=== GIVEN EXERCISE ===
All the data should come back exactly as it was given.

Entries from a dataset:
....

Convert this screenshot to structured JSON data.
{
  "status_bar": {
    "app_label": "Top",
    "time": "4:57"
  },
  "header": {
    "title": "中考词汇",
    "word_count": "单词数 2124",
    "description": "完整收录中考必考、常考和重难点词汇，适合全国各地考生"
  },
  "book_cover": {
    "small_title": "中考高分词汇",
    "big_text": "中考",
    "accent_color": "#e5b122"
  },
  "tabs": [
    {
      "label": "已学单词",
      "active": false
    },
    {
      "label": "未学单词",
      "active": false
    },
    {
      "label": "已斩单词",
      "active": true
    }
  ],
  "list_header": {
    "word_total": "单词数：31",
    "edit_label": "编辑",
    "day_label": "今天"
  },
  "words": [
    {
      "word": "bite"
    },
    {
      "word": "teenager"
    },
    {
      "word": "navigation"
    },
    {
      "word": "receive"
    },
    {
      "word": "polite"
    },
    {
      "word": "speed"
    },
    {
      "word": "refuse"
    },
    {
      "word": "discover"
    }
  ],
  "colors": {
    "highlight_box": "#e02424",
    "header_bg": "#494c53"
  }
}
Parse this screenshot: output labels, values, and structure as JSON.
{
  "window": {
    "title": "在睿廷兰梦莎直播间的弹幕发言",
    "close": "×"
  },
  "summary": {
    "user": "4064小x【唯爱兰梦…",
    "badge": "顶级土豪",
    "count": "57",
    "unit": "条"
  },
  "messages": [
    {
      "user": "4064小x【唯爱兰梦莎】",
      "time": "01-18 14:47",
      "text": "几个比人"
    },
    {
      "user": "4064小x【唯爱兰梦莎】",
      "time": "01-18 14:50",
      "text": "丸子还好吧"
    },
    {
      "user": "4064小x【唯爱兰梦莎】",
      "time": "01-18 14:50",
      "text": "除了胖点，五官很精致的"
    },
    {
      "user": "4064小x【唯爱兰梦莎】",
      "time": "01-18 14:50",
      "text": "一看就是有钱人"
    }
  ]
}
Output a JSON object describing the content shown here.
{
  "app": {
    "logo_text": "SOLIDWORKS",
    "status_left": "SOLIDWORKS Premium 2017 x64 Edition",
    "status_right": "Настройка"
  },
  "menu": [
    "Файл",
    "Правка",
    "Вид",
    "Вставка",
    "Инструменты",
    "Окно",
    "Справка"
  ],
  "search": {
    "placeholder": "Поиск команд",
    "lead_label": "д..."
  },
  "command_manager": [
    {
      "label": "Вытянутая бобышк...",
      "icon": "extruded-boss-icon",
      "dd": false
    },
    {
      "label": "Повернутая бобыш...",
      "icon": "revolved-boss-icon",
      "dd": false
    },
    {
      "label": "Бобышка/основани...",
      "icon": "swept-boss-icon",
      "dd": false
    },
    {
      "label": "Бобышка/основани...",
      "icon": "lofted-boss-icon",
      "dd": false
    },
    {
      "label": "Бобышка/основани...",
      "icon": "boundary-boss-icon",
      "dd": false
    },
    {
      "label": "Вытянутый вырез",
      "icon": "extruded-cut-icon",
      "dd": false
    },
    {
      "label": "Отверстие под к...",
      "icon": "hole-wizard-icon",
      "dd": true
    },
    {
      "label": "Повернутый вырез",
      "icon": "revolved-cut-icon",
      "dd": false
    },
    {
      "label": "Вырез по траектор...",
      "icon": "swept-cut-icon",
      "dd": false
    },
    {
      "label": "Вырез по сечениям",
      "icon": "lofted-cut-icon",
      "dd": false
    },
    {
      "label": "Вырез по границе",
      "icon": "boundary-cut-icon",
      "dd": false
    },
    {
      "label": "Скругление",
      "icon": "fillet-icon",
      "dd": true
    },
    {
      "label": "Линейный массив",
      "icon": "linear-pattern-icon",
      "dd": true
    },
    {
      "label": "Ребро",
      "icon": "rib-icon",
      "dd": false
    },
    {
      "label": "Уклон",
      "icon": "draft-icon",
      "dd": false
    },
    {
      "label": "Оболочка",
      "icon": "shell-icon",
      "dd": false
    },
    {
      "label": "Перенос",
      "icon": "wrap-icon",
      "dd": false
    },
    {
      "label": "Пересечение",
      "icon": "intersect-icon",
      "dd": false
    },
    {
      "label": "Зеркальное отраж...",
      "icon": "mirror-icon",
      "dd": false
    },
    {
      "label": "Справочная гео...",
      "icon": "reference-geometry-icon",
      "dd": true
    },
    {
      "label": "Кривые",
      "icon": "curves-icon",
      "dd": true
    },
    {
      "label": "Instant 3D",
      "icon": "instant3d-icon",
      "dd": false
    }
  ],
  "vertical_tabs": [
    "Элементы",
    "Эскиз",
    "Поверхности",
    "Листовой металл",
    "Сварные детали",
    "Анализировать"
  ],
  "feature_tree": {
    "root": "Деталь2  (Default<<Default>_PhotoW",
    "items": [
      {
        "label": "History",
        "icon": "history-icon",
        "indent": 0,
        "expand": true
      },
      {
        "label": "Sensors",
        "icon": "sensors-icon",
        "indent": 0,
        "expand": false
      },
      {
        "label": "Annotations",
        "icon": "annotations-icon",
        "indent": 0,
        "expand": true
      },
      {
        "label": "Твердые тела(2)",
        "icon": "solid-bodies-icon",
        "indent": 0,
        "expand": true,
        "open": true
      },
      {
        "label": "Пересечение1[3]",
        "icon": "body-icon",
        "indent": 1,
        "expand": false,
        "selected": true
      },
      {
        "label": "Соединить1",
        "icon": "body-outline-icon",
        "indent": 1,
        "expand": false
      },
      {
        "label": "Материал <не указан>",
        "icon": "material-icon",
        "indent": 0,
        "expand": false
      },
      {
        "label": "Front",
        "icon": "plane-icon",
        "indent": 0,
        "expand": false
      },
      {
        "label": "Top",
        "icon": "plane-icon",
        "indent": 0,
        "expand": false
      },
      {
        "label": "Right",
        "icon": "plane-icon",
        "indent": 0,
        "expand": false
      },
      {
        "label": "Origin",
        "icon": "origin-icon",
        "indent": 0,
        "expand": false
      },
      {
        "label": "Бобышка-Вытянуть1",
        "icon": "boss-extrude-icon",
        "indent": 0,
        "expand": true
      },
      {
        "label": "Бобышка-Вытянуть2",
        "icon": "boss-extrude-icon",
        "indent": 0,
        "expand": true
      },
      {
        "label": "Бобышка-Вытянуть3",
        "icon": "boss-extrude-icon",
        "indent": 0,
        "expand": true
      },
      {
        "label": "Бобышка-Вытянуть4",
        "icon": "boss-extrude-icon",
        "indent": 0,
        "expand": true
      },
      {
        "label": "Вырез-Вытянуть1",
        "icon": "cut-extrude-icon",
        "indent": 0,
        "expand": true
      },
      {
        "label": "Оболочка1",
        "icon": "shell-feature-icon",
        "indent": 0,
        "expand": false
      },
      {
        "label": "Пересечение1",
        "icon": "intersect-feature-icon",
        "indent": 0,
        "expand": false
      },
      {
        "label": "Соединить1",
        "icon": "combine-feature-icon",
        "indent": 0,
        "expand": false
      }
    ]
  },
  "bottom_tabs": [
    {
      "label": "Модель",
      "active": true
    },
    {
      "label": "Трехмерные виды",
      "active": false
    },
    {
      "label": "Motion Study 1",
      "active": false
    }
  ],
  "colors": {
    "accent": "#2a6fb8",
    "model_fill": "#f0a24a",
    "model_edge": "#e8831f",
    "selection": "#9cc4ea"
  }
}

....

=== EXERCISE OUTPUT ===
Convert this screenshot to structured JSON data.
{
  "status_bar": {
    "app_label": "Top",
    "time": "4:57"
  },
  "header": {
    "title": "中考词汇",
    "word_count": "单词数 2124",
    "description": "完整收录中考必考、常考和重难点词汇，适合全国各地考生"
  },
  "book_cover": {
    "small_title": "中考高分词汇",
    "big_text": "中考",
    "accent_color": "#e5b122"
  },
  "tabs": [
    {
      "label": "已学单词",
      "active": false
    },
    {
      "label": "未学单词",
      "active": false
    },
    {
      "label": "已斩单词",
      "active": true
    }
  ],
  "list_header": {
    "word_total": "单词数：31",
    "edit_label": "编辑",
    "day_label": "今天"
  },
  "words": [
    {
      "word": "bite"
    },
    {
      "word": "teenager"
    },
    {
      "word": "navigation"
    },
    {
      "word": "receive"
    },
    {
      "word": "polite"
    },
    {
      "word": "speed"
    },
    {
      "word": "refuse"
    },
    {
      "word": "discover"
    }
  ],
  "colors": {
    "highlight_box": "#e02424",
    "header_bg": "#494c53"
  }
}
Parse this screenshot: output labels, values, and structure as JSON.
{
  "window": {
    "title": "在睿廷兰梦莎直播间的弹幕发言",
    "close": "×"
  },
  "summary": {
    "user": "4064小x【唯爱兰梦…",
    "badge": "顶级土豪",
    "count": "57",
    "unit": "条"
  },
  "messages": [
    {
      "user": "4064小x【唯爱兰梦莎】",
      "time": "01-18 14:47",
      "text": "几个比人"
    },
    {
      "user": "4064小x【唯爱兰梦莎】",
      "time": "01-18 14:50",
      "text": "丸子还好吧"
    },
    {
      "user": "4064小x【唯爱兰梦莎】",
      "time": "01-18 14:50",
      "text": "除了胖点，五官很精致的"
    },
    {
      "user": "4064小x【唯爱兰梦莎】",
      "time": "01-18 14:50",
      "text": "一看就是有钱人"
    }
  ]
}
Output a JSON object describing the content shown here.
{
  "app": {
    "logo_text": "SOLIDWORKS",
    "status_left": "SOLIDWORKS Premium 2017 x64 Edition",
    "status_right": "Настройка"
  },
  "menu": [
    "Файл",
    "Правка",
    "Вид",
    "Вставка",
    "Инструменты",
    "Окно",
    "Справка"
  ],
  "search": {
    "placeholder": "Поиск команд",
    "lead_label": "д..."
  },
  "command_manager": [
    {
      "label": "Вытянутая бобышк...",
      "icon": "extruded-boss-icon",
      "dd": false
    },
    {
      "label": "Повернутая бобыш...",
      "icon": "revolved-boss-icon",
      "dd": false
    },
    {
      "label": "Бобышка/основани...",
      "icon": "swept-boss-icon",
      "dd": false
    },
    {
      "label": "Бобышка/основани...",
      "icon": "lofted-boss-icon",
      "dd": false
    },
    {
      "label": "Бобышка/основани...",
      "icon": "boundary-boss-icon",
      "dd": false
    },
    {
      "label": "Вытянутый вырез",
      "icon": "extruded-cut-icon",
      "dd": false
    },
    {
      "label": "Отверстие под к...",
      "icon": "hole-wizard-icon",
      "dd": true
    },
    {
      "label": "Повернутый вырез",
      "icon": "revolved-cut-icon",
      "dd": false
    },
    {
      "label": "Вырез по траектор...",
      "icon": "swept-cut-icon",
      "dd": false
    },
    {
      "label": "Вырез по сечениям",
      "icon": "lofted-cut-icon",
      "dd": false
    },
    {
      "label": "Вырез по границе",
      "icon": "boundary-cut-icon",
      "dd": false
    },
    {
      "label": "Скругление",
      "icon": "fillet-icon",
      "dd": true
    },
    {
      "label": "Линейный массив",
      "icon": "linear-pattern-icon",
      "dd": true
    },
    {
      "label": "Ребро",
      "icon": "rib-icon",
      "dd": false
    },
    {
      "label": "Уклон",
      "icon": "draft-icon",
      "dd": false
    },
    {
      "label": "Оболочка",
      "icon": "shell-icon",
      "dd": false
    },
    {
      "label": "Перенос",
      "icon": "wrap-icon",
      "dd": false
    },
    {
      "label": "Пересечение",
      "icon": "intersect-icon",
      "dd": false
    },
    {
      "label": "Зеркальное отраж...",
      "icon": "mirror-icon",
      "dd": false
    },
    {
      "label": "Справочная гео...",
      "icon": "reference-geometry-icon",
      "dd": true
    },
    {
      "label": "Кривые",
      "icon": "curves-icon",
      "dd": true
    },
    {
      "label": "Instant 3D",
      "icon": "instant3d-icon",
      "dd": false
    }
  ],
  "vertical_tabs": [
    "Элементы",
    "Эскиз",
    "Поверхности",
    "Листовой металл",
    "Сварные детали",
    "Анализировать"
  ],
  "feature_tree": {
    "root": "Деталь2  (Default<<Default>_PhotoW",
    "items": [
      {
        "label": "History",
        "icon": "history-icon",
        "indent": 0,
        "expand": true
      },
      {
        "label": "Sensors",
        "icon": "sensors-icon",
        "indent": 0,
        "expand": false
      },
      {
        "label": "Annotations",
        "icon": "annotations-icon",
        "indent": 0,
        "expand": true
      },
      {
        "label": "Твердые тела(2)",
        "icon": "solid-bodies-icon",
        "indent": 0,
        "expand": true,
        "open": true
      },
      {
        "label": "Пересечение1[3]",
        "icon": "body-icon",
        "indent": 1,
        "expand": false,
        "selected": true
      },
      {
        "label": "Соединить1",
        "icon": "body-outline-icon",
        "indent": 1,
        "expand": false
      },
      {
        "label": "Материал <не указан>",
        "icon": "material-icon",
        "indent": 0,
        "expand": false
      },
      {
        "label": "Front",
        "icon": "plane-icon",
        "indent": 0,
        "expand": false
      },
      {
        "label": "Top",
        "icon": "plane-icon",
        "indent": 0,
        "expand": false
      },
      {
        "label": "Right",
        "icon": "plane-icon",
        "indent": 0,
        "expand": false
      },
      {
        "label": "Origin",
        "icon": "origin-icon",
        "indent": 0,
        "expand": false
      },
      {
        "label": "Бобышка-Вытянуть1",
        "icon": "boss-extrude-icon",
        "indent": 0,
        "expand": true
      },
      {
        "label": "Бобышка-Вытянуть2",
        "icon": "boss-extrude-icon",
        "indent": 0,
        "expand": true
      },
      {
        "label": "Бобышка-Вытянуть3",
        "icon": "boss-extrude-icon",
        "indent": 0,
        "expand": true
      },
      {
        "label": "Бобышка-Вытянуть4",
        "icon": "boss-extrude-icon",
        "indent": 0,
        "expand": true
      },
      {
        "label": "Вырез-Вытянуть1",
        "icon": "cut-extrude-icon",
        "indent": 0,
        "expand": true
      },
      {
        "label": "Оболочка1",
        "icon": "shell-feature-icon",
        "indent": 0,
        "expand": false
      },
      {
        "label": "Пересечение1",
        "icon": "intersect-feature-icon",
        "indent": 0,
        "expand": false
      },
      {
        "label": "Соединить1",
        "icon": "combine-feature-icon",
        "indent": 0,
        "expand": false
      }
    ]
  },
  "bottom_tabs": [
    {
      "label": "Модель",
      "active": true
    },
    {
      "label": "Трехмерные виды",
      "active": false
    },
    {
      "label": "Motion Study 1",
      "active": false
    }
  ],
  "colors": {
    "accent": "#2a6fb8",
    "model_fill": "#f0a24a",
    "model_edge": "#e8831f",
    "selection": "#9cc4ea"
  }
}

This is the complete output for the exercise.